> _SUPPLIED RECORDS_:

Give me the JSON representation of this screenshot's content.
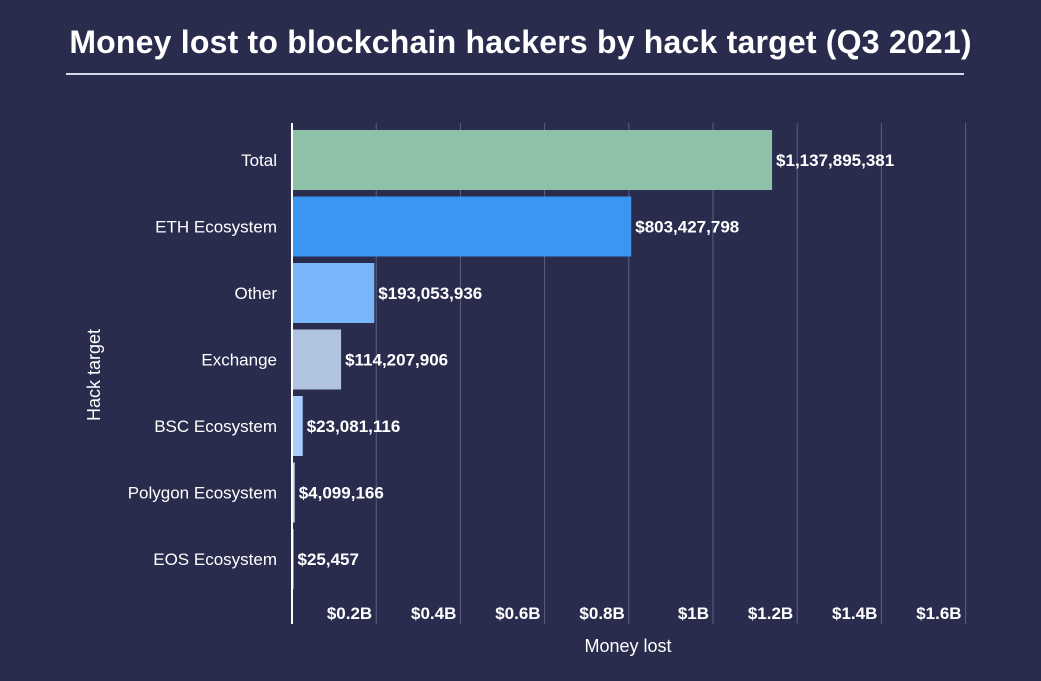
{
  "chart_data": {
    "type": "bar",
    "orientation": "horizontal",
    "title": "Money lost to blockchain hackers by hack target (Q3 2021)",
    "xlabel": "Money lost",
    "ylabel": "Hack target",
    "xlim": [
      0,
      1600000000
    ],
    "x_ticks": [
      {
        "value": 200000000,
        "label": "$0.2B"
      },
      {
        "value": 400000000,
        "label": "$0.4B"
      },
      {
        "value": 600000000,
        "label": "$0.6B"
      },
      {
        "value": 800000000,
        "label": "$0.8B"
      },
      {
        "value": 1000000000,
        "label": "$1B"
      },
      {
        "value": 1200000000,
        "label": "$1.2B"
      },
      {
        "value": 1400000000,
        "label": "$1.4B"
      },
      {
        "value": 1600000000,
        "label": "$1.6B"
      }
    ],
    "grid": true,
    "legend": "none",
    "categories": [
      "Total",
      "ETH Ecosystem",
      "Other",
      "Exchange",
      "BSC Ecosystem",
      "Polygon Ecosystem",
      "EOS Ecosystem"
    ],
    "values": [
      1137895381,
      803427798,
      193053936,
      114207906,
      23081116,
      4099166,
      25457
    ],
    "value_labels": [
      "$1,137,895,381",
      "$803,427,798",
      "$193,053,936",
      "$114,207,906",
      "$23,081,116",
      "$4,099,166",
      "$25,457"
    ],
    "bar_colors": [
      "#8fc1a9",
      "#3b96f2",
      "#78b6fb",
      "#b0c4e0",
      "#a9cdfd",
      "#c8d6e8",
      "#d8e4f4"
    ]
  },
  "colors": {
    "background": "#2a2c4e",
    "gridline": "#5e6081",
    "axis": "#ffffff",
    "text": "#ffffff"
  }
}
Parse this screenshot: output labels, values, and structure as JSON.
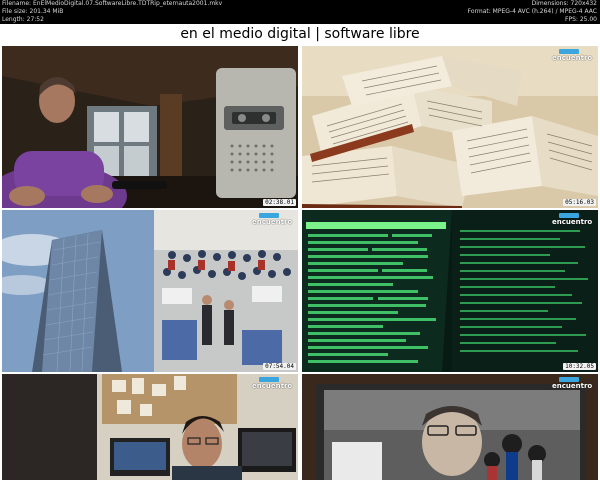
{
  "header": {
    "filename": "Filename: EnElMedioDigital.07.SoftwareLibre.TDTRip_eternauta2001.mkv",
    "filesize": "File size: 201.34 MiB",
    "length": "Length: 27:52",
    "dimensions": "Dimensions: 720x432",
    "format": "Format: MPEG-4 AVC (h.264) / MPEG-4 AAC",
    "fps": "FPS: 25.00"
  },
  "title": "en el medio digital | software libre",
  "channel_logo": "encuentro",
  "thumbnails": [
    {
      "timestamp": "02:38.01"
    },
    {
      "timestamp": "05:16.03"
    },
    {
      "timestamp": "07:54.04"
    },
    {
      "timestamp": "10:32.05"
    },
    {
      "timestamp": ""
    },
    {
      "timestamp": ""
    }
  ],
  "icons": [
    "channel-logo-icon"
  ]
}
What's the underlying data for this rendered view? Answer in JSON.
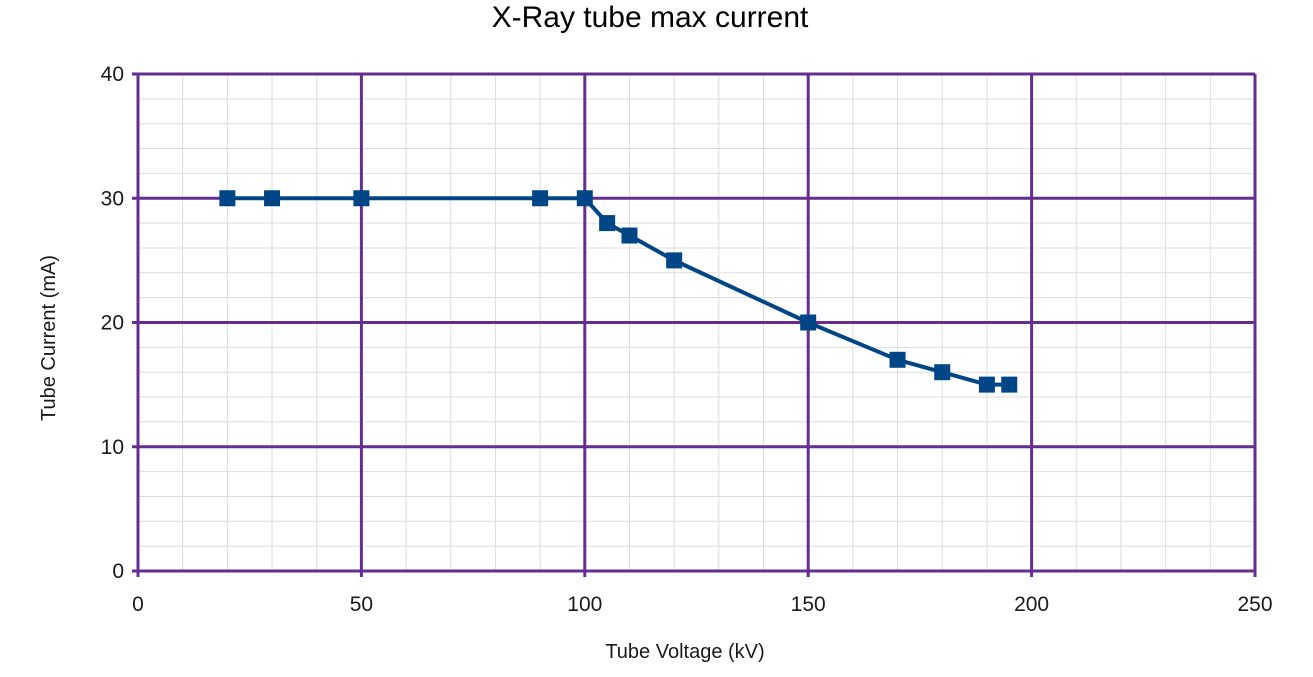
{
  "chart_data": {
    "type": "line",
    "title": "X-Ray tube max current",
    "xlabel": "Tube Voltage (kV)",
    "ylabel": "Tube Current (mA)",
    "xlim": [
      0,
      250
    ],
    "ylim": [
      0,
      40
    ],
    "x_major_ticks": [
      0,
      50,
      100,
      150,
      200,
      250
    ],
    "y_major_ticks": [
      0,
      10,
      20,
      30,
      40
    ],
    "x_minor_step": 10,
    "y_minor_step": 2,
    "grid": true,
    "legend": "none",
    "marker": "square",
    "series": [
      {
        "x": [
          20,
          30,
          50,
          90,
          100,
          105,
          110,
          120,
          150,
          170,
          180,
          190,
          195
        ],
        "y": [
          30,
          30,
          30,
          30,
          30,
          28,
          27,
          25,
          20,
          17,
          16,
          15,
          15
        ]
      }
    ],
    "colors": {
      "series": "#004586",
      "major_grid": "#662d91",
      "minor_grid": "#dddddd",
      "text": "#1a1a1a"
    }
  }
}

> _INSTRUCTION_: Quote the material word for word, dropping any images it holds.

> _RESULT_:
Give me the JSON representation of this screenshot's content.
{
  "chart_data": {
    "type": "bar",
    "orientation": "horizontal",
    "title": "Money lost to blockchain hackers by hack target (Q3 2021)",
    "xlabel": "Money lost",
    "ylabel": "Hack target",
    "xlim": [
      0,
      1600000000
    ],
    "x_ticks": [
      {
        "value": 200000000,
        "label": "$0.2B"
      },
      {
        "value": 400000000,
        "label": "$0.4B"
      },
      {
        "value": 600000000,
        "label": "$0.6B"
      },
      {
        "value": 800000000,
        "label": "$0.8B"
      },
      {
        "value": 1000000000,
        "label": "$1B"
      },
      {
        "value": 1200000000,
        "label": "$1.2B"
      },
      {
        "value": 1400000000,
        "label": "$1.4B"
      },
      {
        "value": 1600000000,
        "label": "$1.6B"
      }
    ],
    "grid": true,
    "legend": "none",
    "categories": [
      "Total",
      "ETH Ecosystem",
      "Other",
      "Exchange",
      "BSC Ecosystem",
      "Polygon Ecosystem",
      "EOS Ecosystem"
    ],
    "values": [
      1137895381,
      803427798,
      193053936,
      114207906,
      23081116,
      4099166,
      25457
    ],
    "value_labels": [
      "$1,137,895,381",
      "$803,427,798",
      "$193,053,936",
      "$114,207,906",
      "$23,081,116",
      "$4,099,166",
      "$25,457"
    ],
    "bar_colors": [
      "#8fc1a9",
      "#3b96f2",
      "#78b6fb",
      "#b0c4e0",
      "#a9cdfd",
      "#c8d6e8",
      "#d8e4f4"
    ]
  },
  "colors": {
    "background": "#2a2c4e",
    "gridline": "#5e6081",
    "axis": "#ffffff",
    "text": "#ffffff"
  }
}
Parse this screenshot: output labels, values, and structure as JSON.
{
  "header": {
    "filename": "Filename: EnElMedioDigital.07.SoftwareLibre.TDTRip_eternauta2001.mkv",
    "filesize": "File size: 201.34 MiB",
    "length": "Length: 27:52",
    "dimensions": "Dimensions: 720x432",
    "format": "Format: MPEG-4 AVC (h.264) / MPEG-4 AAC",
    "fps": "FPS: 25.00"
  },
  "title": "en el medio digital | software libre",
  "channel_logo": "encuentro",
  "thumbnails": [
    {
      "timestamp": "02:38.01"
    },
    {
      "timestamp": "05:16.03"
    },
    {
      "timestamp": "07:54.04"
    },
    {
      "timestamp": "10:32.05"
    },
    {
      "timestamp": ""
    },
    {
      "timestamp": ""
    }
  ],
  "icons": [
    "channel-logo-icon"
  ]
}
What's the underlying data for this rendered view? Answer in JSON.
{
  "chart_data": {
    "type": "line",
    "title": "X-Ray tube max current",
    "xlabel": "Tube Voltage (kV)",
    "ylabel": "Tube Current (mA)",
    "xlim": [
      0,
      250
    ],
    "ylim": [
      0,
      40
    ],
    "x_major_ticks": [
      0,
      50,
      100,
      150,
      200,
      250
    ],
    "y_major_ticks": [
      0,
      10,
      20,
      30,
      40
    ],
    "x_minor_step": 10,
    "y_minor_step": 2,
    "grid": true,
    "legend": "none",
    "marker": "square",
    "series": [
      {
        "x": [
          20,
          30,
          50,
          90,
          100,
          105,
          110,
          120,
          150,
          170,
          180,
          190,
          195
        ],
        "y": [
          30,
          30,
          30,
          30,
          30,
          28,
          27,
          25,
          20,
          17,
          16,
          15,
          15
        ]
      }
    ],
    "colors": {
      "series": "#004586",
      "major_grid": "#662d91",
      "minor_grid": "#dddddd",
      "text": "#1a1a1a"
    }
  }
}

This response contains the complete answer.